*Task statement*
Work out how many lines of the listing hold "Destiny", then state only that count.

*Data extracted from a collection*

begin

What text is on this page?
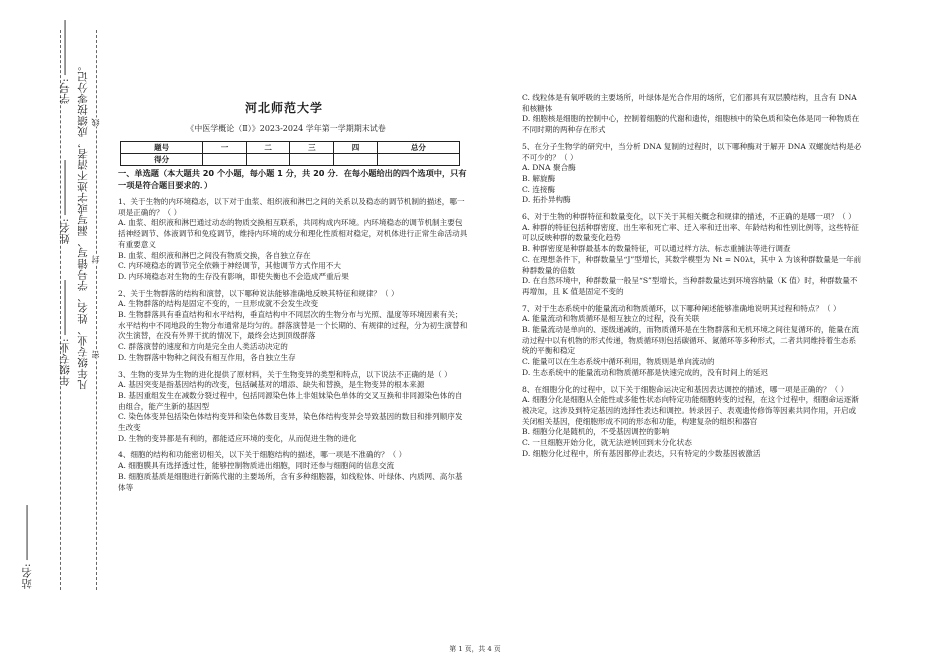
学号:
姓名:
年级专业: 凡年级专业、姓名、学号错写、漏写或字迹不清者，成绩按零分记。
站名:
封
密
线
河北师范大学
《中医学概论（Ⅱ）》2023-2024 学年第一学期期末试卷
题号	一	二	三	四	总分
得分					

一、单选题（本大题共 20 个小题，每小题 1 分，共 20 分．在每小题给出的四个选项中，只有一项是符合题目要求的．）

1、关于生物的内环境稳态，以下对于血浆、组织液和淋巴之间的关系以及稳态的调节机制的描述，哪一项是正确的？（ ）

A. 血浆、组织液和淋巴通过动态的物质交换相互联系，共同构成内环境。内环境稳态的调节机制主要包括神经调节、体液调节和免疫调节，维持内环境的成分和理化性质相对稳定，对机体进行正常生命活动具有重要意义

B. 血浆、组织液和淋巴之间没有物质交换，各自独立存在

C. 内环境稳态的调节完全依赖于神经调节，其他调节方式作用不大

D. 内环境稳态对生物的生存没有影响，即使失衡也不会造成严重后果

2、关于生物群落的结构和演替，以下哪种说法能够准确地反映其特征和规律？（ ）

A. 生物群落的结构是固定不变的，一旦形成就不会发生改变

B. 生物群落具有垂直结构和水平结构，垂直结构中不同层次的生物分布与光照、温度等环境因素有关；水平结构中不同地段的生物分布通常是均匀的。群落演替是一个长期的、有规律的过程，分为初生演替和次生演替，在没有外界干扰的情况下，最终会达到顶级群落

C. 群落演替的速度和方向是完全由人类活动决定的

D. 生物群落中物种之间没有相互作用，各自独立生存

3、生物的变异为生物的进化提供了原材料，关于生物变异的类型和特点，以下说法不正确的是（ ）

A. 基因突变是指基因结构的改变，包括碱基对的增添、缺失和替换，是生物变异的根本来源

B. 基因重组发生在减数分裂过程中，包括同源染色体上非姐妹染色单体的交叉互换和非同源染色体的自由组合，能产生新的基因型

C. 染色体变异包括染色体结构变异和染色体数目变异，染色体结构变异会导致基因的数目和排列顺序发生改变

D. 生物的变异都是有利的，都能适应环境的变化，从而促进生物的进化

4、细胞的结构和功能密切相关，以下关于细胞结构的描述，哪一项是不准确的？（ ）

A. 细胞膜具有选择透过性，能够控制物质进出细胞，同时还参与细胞间的信息交流

B. 细胞质基质是细胞进行新陈代谢的主要场所，含有多种细胞器，如线粒体、叶绿体、内质网、高尔基体等

C. 线粒体是有氧呼吸的主要场所，叶绿体是光合作用的场所，它们都具有双层膜结构，且含有 DNA 和核糖体

D. 细胞核是细胞的控制中心，控制着细胞的代谢和遗传，细胞核中的染色质和染色体是同一种物质在不同时期的两种存在形式

5、在分子生物学的研究中，当分析 DNA 复制的过程时，以下哪种酶对于解开 DNA 双螺旋结构是必不可少的？（ ）

A. DNA 聚合酶

B. 解旋酶

C. 连接酶

D. 拓扑异构酶

6、对于生物的种群特征和数量变化，以下关于其相关概念和规律的描述，不正确的是哪一项？（ ）

A. 种群的特征包括种群密度、出生率和死亡率、迁入率和迁出率、年龄结构和性别比例等，这些特征可以反映种群的数量变化趋势

B. 种群密度是种群最基本的数量特征，可以通过样方法、标志重捕法等进行调查

C. 在理想条件下，种群数量呈“J”型增长，其数学模型为 Nt = N0λt，其中 λ 为该种群数量是一年前种群数量的倍数

D. 在自然环境中，种群数量一般呈“S”型增长，当种群数量达到环境容纳量（K 值）时，种群数量不再增加，且 K 值是固定不变的

7、对于生态系统中的能量流动和物质循环，以下哪种阐述能够准确地说明其过程和特点？（ ）

A. 能量流动和物质循环是相互独立的过程，没有关联

B. 能量流动是单向的、逐级递减的，而物质循环是在生物群落和无机环境之间往复循环的，能量在流动过程中以有机物的形式传递，物质循环则包括碳循环、氮循环等多种形式，二者共同维持着生态系统的平衡和稳定

C. 能量可以在生态系统中循环利用，物质则是单向流动的

D. 生态系统中的能量流动和物质循环都是快速完成的，没有时间上的延迟

8、在细胞分化的过程中，以下关于细胞命运决定和基因表达调控的描述，哪一项是正确的？（ ）

A. 细胞分化是细胞从全能性或多能性状态向特定功能细胞转变的过程，在这个过程中，细胞命运逐渐被决定，这涉及到特定基因的选择性表达和调控。转录因子、表观遗传修饰等因素共同作用，开启或关闭相关基因，使细胞形成不同的形态和功能，构建复杂的组织和器官

B. 细胞分化是随机的，不受基因调控的影响

C. 一旦细胞开始分化，就无法逆转回到未分化状态

D. 细胞分化过程中，所有基因都停止表达，只有特定的少数基因被激活

第 1 页，共 4 页
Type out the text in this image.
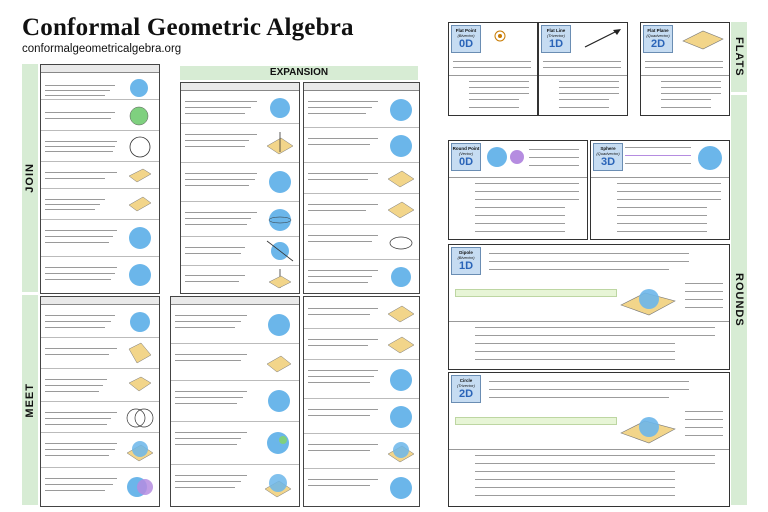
Conformal Geometric Algebra
conformalgeometricalgebra.org
JOIN
MEET
FLATS
ROUNDS
EXPANSION
Flat Point
(Bivector)
0D
Flat Line
(Trivector)
1D
Flat Plane
(Quadvector)
2D
Round Point
(Vector)
0D
Sphere
(Quadvector)
3D
Dipole
(Bivector)
1D
Circle
(Trivector)
2D
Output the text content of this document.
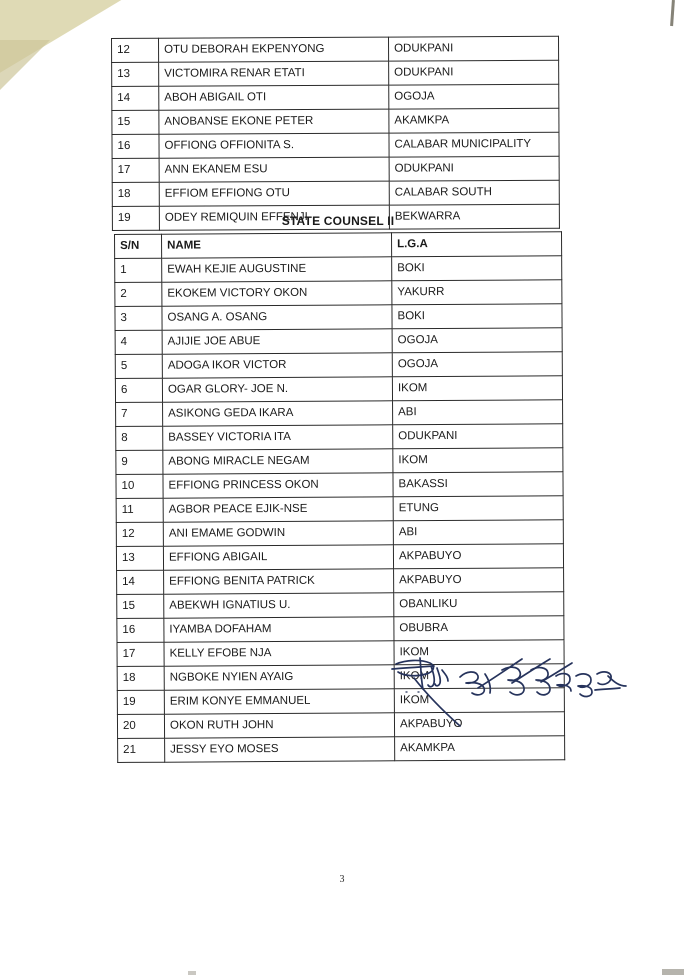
12	OTU DEBORAH EKPENYONG	ODUKPANI
13	VICTOMIRA RENAR ETATI	ODUKPANI
14	ABOH ABIGAIL OTI	OGOJA
15	ANOBANSE EKONE PETER	AKAMKPA
16	OFFIONG OFFIONITA S.	CALABAR MUNICIPALITY
17	ANN EKANEM ESU	ODUKPANI
18	EFFIOM EFFIONG OTU	CALABAR SOUTH
19	ODEY REMIQUIN EFFENJI	BEKWARRA
STATE COUNSEL II
S/N	NAME	L.G.A
1	EWAH KEJIE AUGUSTINE	BOKI
2	EKOKEM VICTORY OKON	YAKURR
3	OSANG A. OSANG	BOKI
4	AJIJIE JOE ABUE	OGOJA
5	ADOGA IKOR VICTOR	OGOJA
6	OGAR GLORY- JOE N.	IKOM
7	ASIKONG GEDA IKARA	ABI
8	BASSEY VICTORIA ITA	ODUKPANI
9	ABONG MIRACLE NEGAM	IKOM
10	EFFIONG PRINCESS OKON	BAKASSI
11	AGBOR PEACE EJIK-NSE	ETUNG
12	ANI EMAME GODWIN	ABI
13	EFFIONG ABIGAIL	AKPABUYO
14	EFFIONG BENITA PATRICK	AKPABUYO
15	ABEKWH IGNATIUS U.	OBANLIKU
16	IYAMBA DOFAHAM	OBUBRA
17	KELLY EFOBE NJA	IKOM
18	NGBOKE NYIEN AYAIG	IKOM
19	ERIM KONYE EMMANUEL	IKOM
20	OKON RUTH JOHN	AKPABUYO
21	JESSY EYO MOSES	AKAMKPA
3
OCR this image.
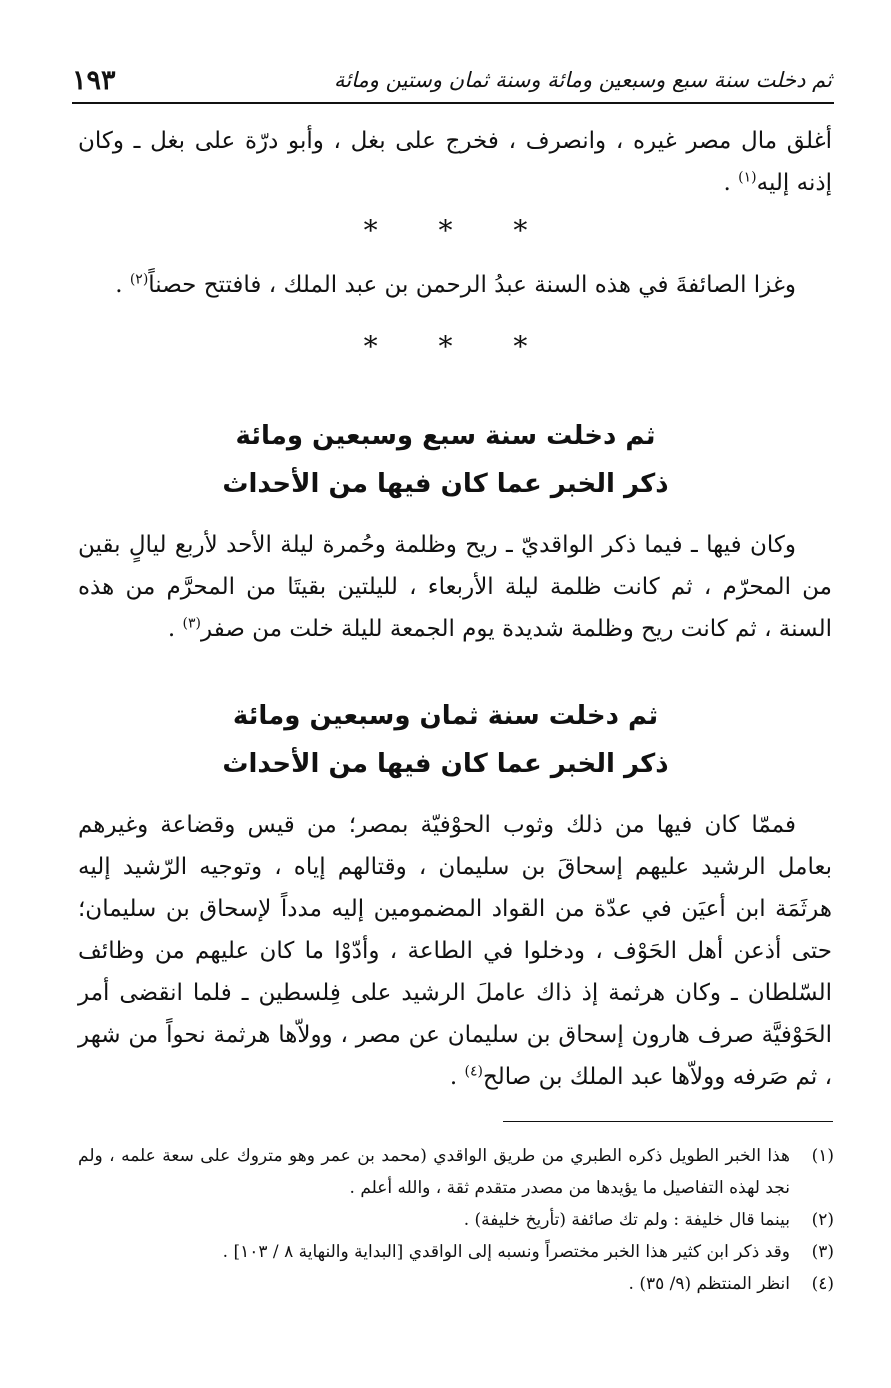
ثم دخلت سنة سبع وسبعين ومائة وسنة ثمان وستين ومائة
١٩٣

أغلق مال مصر غيره ، وانصرف ، فخرج على بغل ، وأبو درّة على بغل ـ وكان إذنه إليه$^{(١)}$ .

* * *

وغزا الصائفةَ في هذه السنة عبدُ الرحمن بن عبد الملك ، فافتتح حصناً$^{(٢)}$ .

* * *
ثم دخلت سنة سبع وسبعين ومائة
ذكر الخبر عما كان فيها من الأحداث

وكان فيها ـ فيما ذكر الواقديّ ـ ريح وظلمة وحُمرة ليلة الأحد لأربع ليالٍ بقين من المحرّم ، ثم كانت ظلمة ليلة الأربعاء ، لليلتين بقيتَا من المحرَّم من هذه السنة ، ثم كانت ريح وظلمة شديدة يوم الجمعة لليلة خلت من صفر$^{(٣)}$ .

ثم دخلت سنة ثمان وسبعين ومائة
ذكر الخبر عما كان فيها من الأحداث

فممّا كان فيها من ذلك وثوب الحوْفيّة بمصر؛ من قيس وقضاعة وغيرهم بعامل الرشيد عليهم إسحاقَ بن سليمان ، وقتالهم إياه ، وتوجيه الرّشيد إليه هرثَمَة ابن أعيَن في عدّة من القواد المضمومين إليه مدداً لإسحاق بن سليمان؛ حتى أذعن أهل الحَوْف ، ودخلوا في الطاعة ، وأدّوْا ما كان عليهم من وظائف السّلطان ـ وكان هرثمة إذ ذاك عاملَ الرشيد على فِلسطين ـ فلما انقضى أمر الحَوْفيَّة صرف هارون إسحاق بن سليمان عن مصر ، وولاّها هرثمة نحواً من شهر ، ثم صَرفه وولاّها عبد الملك بن صالح$^{(٤)}$ .

(١)
هذا الخبر الطويل ذكره الطبري من طريق الواقدي (محمد بن عمر وهو متروك على سعة علمه ، ولم نجد لهذه التفاصيل ما يؤيدها من مصدر متقدم ثقة ، والله أعلم .
(٢)
بينما قال خليفة : ولم تك صائفة (تأريخ خليفة) .
(٣)
وقد ذكر ابن كثير هذا الخبر مختصراً ونسبه إلى الواقدي [البداية والنهاية ٨ / ١٠٣] .
(٤)
انظر المنتظم (٩/ ٣٥) .
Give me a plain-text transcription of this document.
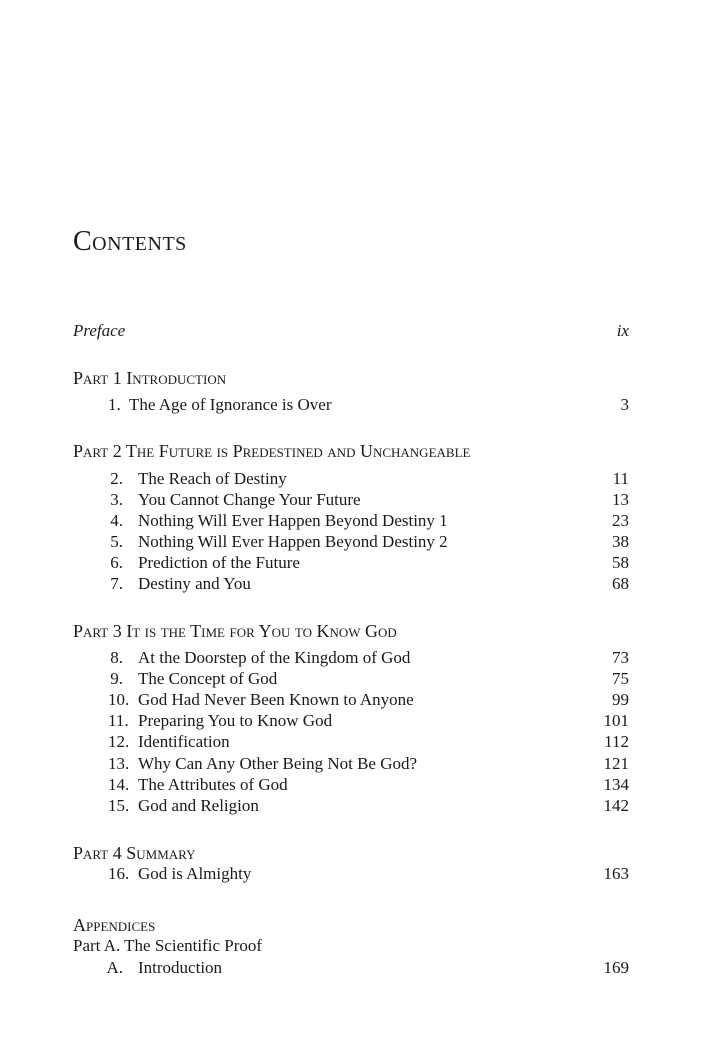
Contents
Preface	ix
Part 1 Introduction
1. The Age of Ignorance is Over	3
Part 2 The Future is Predestined and Unchangeable
2. The Reach of Destiny	11
3. You Cannot Change Your Future	13
4. Nothing Will Ever Happen Beyond Destiny 1	23
5. Nothing Will Ever Happen Beyond Destiny 2	38
6. Prediction of the Future	58
7. Destiny and You	68
Part 3 It is the Time for You to Know God
8. At the Doorstep of the Kingdom of God	73
9. The Concept of God	75
10. God Had Never Been Known to Anyone	99
11. Preparing You to Know God	101
12. Identification	112
13. Why Can Any Other Being Not Be God?	121
14. The Attributes of God	134
15. God and Religion	142
Part 4 Summary
16. God is Almighty	163
Appendices
Part A. The Scientific Proof
A. Introduction	169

end

*Exercise solution*
4